Problem requirements >> Can you carry on the forum thread below about the overland trip from Penang to Pattaya, starting right after its final sentence?

Text block >>
After reading Wayne Kerrs epic travels in the Australian outback I knew I had to do something that would beat or equal that, yes I know they done 12,000kms, but it took them a bloody long time didn't it, anyway this is my journey from Penang to Pattaya and it took me no where near as long.

This journey will involve tales of drug users, monks, sexy girls, Thai toilets, rice fields, paddy fields, loads of bloody rice fields and loads of bloody paddy fields, poxy bloody rubber plantations after poxy bloody rubber plantations, but I perservered with my endurance test, yes travels on bike, tuk tuk, train, mini bus and car, oh, and a normal bus, you will get to see the views that I saw, see what I ate, see where I had a poo poo, sounds loads better than a drive in the outback already don't it  :Smile: 

It weren't though, Planes are really good and generally cheaper than going by road or rail, still we all do dumb stuff at times.

First stop is get down to Chulia Street and get the 25 Ringgit minibus from Banana Guesthouse, this takes you across the border into Thailand and then onto Hat Yai, seats 9 of us in the back but you always live in hope that they are having a really bad tourist season and it will be half empty, it never is though  :Sad:  so when you finally pick up the middle eastern and Burmese travellers that will be going with you that have brought everything they have ever owned onto the minibus it is crowded and poxy well cramped, little did you know that your Thai driver would find others somewhere in Malaysia to help fill up his minibus and make you more cramped than you could ever believe possible.

We set off on our epic journey across Asia with just 4 of us in the back, I was so happy, my legs are like pretty long so I do need a bit of leg room and my dream had finally come true, but, then we stopped at another guesthouse for another pick up, real cute Scottish girl who I wouldn't mind being crushed up against for a while, yep this travelling lark sounded pretty damn good to me at this time, but then things started to go down hill a bit  :Sad:  yep, it was the time the driver was getting desperate, time for him to hit the main bus station in Penang, not the small one under the Komtar, but some big beasty one out by the bridge, he parks up outside and gets out, hmmmm, he then comes back and opens the passenger door to get his cigarettes and lighter, OK, we know we are in for a bit of a wait so we all get out to have a cigarette, quite a few cigarettes later he has a full minibus and is ready for driving off to Hat Yai.

And off we go, we got 4 normal size big westerners, 4 Burmese with everything they own in the world and a little 45 kilo Thai girl, the 45 kilo Thai girl decides she wants to recline her seat, now there really aint no room on these mini buses and sitting behind her with his knees jammed against her seat is one of the farangs, she is smashing the seat against his knees, he is smashing the seat, eventually he starts shouting at the dumb bitch in German, she then had the audacity to complain about him in Thai to the driver and about how nasty and selfish he was as she only wanted to recline the seat, I think both the driver and his helper had been through this before and the helper let her sit up front while he sat in her old seat keeping it in the position it is supposed to be kept in.

----------


## machman

^ When's the next part DD? It's bringing back my memories of the same god awful journey  :Smile:  Although my deal was sweetened as I was sat next to a real honey of a Swedish bird, mind you even this didn't quite compensate for my crushed legs! Never again will I travel by mini bus!

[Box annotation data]
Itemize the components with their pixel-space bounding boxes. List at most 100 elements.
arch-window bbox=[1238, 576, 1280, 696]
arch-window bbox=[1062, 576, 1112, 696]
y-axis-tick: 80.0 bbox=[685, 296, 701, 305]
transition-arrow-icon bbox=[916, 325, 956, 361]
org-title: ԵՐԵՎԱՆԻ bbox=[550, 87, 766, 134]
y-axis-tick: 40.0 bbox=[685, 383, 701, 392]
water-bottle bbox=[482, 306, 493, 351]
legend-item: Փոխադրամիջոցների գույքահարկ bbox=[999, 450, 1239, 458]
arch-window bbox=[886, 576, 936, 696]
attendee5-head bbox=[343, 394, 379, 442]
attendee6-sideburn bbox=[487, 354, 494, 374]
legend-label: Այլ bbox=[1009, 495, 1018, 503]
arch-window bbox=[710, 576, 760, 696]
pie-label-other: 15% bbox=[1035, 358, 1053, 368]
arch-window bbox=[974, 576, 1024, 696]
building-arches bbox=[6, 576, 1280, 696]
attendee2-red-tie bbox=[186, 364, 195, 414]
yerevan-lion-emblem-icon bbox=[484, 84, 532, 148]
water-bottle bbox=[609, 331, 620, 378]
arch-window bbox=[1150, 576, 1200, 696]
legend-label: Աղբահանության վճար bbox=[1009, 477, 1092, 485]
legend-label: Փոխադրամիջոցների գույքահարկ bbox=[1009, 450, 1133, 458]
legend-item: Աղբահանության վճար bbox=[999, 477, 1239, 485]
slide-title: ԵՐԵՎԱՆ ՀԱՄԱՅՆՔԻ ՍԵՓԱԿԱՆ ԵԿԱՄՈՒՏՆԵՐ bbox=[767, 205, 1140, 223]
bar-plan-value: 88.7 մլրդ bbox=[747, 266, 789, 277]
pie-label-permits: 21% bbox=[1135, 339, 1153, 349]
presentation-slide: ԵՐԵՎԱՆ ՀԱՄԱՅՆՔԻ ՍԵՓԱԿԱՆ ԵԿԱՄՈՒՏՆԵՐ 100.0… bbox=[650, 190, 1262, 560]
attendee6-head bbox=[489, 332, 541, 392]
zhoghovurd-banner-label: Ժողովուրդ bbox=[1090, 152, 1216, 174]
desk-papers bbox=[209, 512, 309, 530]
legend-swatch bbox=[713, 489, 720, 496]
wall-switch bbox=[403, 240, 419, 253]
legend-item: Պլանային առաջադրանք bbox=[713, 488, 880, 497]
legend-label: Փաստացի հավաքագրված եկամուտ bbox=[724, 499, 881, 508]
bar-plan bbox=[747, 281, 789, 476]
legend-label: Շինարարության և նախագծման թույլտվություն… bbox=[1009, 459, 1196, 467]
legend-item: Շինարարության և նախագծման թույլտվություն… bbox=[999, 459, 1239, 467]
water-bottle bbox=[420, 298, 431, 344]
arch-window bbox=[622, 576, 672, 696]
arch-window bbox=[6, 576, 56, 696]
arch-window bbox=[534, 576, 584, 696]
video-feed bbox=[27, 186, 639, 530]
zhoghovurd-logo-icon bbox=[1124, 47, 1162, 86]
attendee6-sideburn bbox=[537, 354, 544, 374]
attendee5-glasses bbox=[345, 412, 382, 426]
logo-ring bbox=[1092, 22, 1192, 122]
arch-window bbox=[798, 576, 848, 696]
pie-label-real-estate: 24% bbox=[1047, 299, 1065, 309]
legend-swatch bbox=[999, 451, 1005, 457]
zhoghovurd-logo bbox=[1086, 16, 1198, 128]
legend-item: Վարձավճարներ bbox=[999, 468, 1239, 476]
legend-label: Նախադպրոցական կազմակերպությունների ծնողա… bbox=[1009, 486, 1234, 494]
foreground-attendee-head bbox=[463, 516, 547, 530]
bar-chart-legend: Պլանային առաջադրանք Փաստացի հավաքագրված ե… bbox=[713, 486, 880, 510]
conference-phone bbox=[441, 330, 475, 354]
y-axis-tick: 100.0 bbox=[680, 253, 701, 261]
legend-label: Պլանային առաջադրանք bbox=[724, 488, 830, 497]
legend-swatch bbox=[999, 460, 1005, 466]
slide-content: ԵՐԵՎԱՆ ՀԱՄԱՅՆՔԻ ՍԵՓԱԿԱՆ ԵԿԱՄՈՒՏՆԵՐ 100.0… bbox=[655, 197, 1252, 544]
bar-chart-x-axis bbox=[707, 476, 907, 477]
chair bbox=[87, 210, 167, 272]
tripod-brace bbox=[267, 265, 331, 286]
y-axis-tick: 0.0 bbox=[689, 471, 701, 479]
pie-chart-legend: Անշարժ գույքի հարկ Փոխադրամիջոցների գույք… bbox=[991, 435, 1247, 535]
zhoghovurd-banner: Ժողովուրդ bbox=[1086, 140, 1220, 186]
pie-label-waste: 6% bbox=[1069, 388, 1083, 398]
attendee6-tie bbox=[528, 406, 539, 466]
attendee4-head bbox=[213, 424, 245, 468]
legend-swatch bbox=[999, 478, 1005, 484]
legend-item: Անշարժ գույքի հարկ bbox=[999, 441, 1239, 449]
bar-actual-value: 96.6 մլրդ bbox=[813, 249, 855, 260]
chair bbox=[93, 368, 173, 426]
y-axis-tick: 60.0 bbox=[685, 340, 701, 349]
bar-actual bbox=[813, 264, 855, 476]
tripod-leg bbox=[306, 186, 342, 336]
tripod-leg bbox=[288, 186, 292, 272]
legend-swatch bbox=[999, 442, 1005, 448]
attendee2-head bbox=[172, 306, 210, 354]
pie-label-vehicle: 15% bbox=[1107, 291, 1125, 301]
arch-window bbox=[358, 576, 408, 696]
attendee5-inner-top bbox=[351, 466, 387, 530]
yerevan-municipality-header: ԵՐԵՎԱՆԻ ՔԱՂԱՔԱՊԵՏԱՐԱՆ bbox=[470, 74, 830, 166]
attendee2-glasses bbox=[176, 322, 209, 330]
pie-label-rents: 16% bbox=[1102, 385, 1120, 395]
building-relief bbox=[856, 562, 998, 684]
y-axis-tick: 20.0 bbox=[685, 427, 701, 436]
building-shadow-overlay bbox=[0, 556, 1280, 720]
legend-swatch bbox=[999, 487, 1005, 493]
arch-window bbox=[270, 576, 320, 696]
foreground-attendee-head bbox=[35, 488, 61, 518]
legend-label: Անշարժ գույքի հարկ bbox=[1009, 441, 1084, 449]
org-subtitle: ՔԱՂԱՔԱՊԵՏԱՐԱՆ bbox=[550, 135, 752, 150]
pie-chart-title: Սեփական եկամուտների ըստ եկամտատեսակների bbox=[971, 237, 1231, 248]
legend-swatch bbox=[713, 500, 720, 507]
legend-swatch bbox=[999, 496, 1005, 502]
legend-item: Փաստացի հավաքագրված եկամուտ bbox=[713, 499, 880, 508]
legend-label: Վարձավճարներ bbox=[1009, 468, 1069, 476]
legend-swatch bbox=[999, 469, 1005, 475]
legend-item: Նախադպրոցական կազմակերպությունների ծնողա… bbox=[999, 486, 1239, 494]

Exercise answer >>
----------


## Marmite the Dog

I like it when they try to recline the seat on planes when I am sitting behind them. They cant.  :Smile:

----------


## machman

^ I bloody hate those rude cxxxts, they can see you've got legs longer than your average giraffe but they still insist on trying to recline their seats, no bloody manners some people! Last time I flew in this middle eastern dude sat in front of me asked me to move my legs so he could put his seat back. Where did he think I was going to put them behind my ears or something? :Smile:

----------


## dirtydog

So we are off at last.

Penang Bridge is supposedly the longest in Asia and I think I have seen claims that it is the longest in the world, it isn't and it is pretty boring now, before when you used to drive across it you had the views of the sea and the islands and boats and all that, due to accidents because people were looking at the view rather than concerntrating on the road, so they have blocked this off with metal sheeting, probably be more fun to go a cross on the ferry to Butterworth these days, cost is the same and you pay the once for a return, ie you could come across to Penang on the ferry and then return to the mainland using the bridge, or vis versa, cost the same, you just pay to get on the island and not off of it.

The motorway is pretty good but a tad boring, it's about 170 km to Sadao, few toll booths to go through, normally the mini bus driver will stop at a service station as they never seem to have enough fuel, good chance to sneak off for a cigarette.

Your next main stop is at the duty free shop a couple of kilometers from the actual border, here they will fill out your tm cards as they assume your too thick to do it yourself, obviously it is best to correct their mistakes on your tm card before you get to the Thai immigration, this place is also a restaurant and all that.



Malaysian side of Sadao Immigration, coming into Malaysia you got to carry your bags through customs, going out you just leave them in the minibus.



Thai immigration, here they have tinted the windows so much you can't actually see which booths are open, so you just wander up to them and peer in.



Thai side, this is the area to bring your cars through to Malaysia, you have to get international insurance before going through here, it is about 500baht per month for a 2 liter car.

----------


## dirtydog

Sadao to Hat Yai is about 70kms down a reasonable dual carriage way, trouble is your mini bus driver has to offload his smuggled goods, so somewhere along that dark dreary road he will stop and make a phone call, 5 to 20 minutes someone will turn up and they will start offloading the stuff from the mini bus, hmmmm, can't they do that in their own time, passengers do have plans you know.

Your lovely minibus driver will try to drop you off at Hat Yai bus station, if your getting a bus for onward travel then you got to get off here amongst the vultures, if your not getting a bus tell him you need to goto the train station, he will then tell you you have missed all the trains, this is because he has ponced around so much on the journey causing you to miss all the trains but it really don't matter as the train station is a much better area to be dropped off at, looking for a hotel near the bus station? Heres one, and here is a guesthouse near the train station.

Where to eat and drink in Hat Yai can be found Here. (Hat Yai Thai Restaurants)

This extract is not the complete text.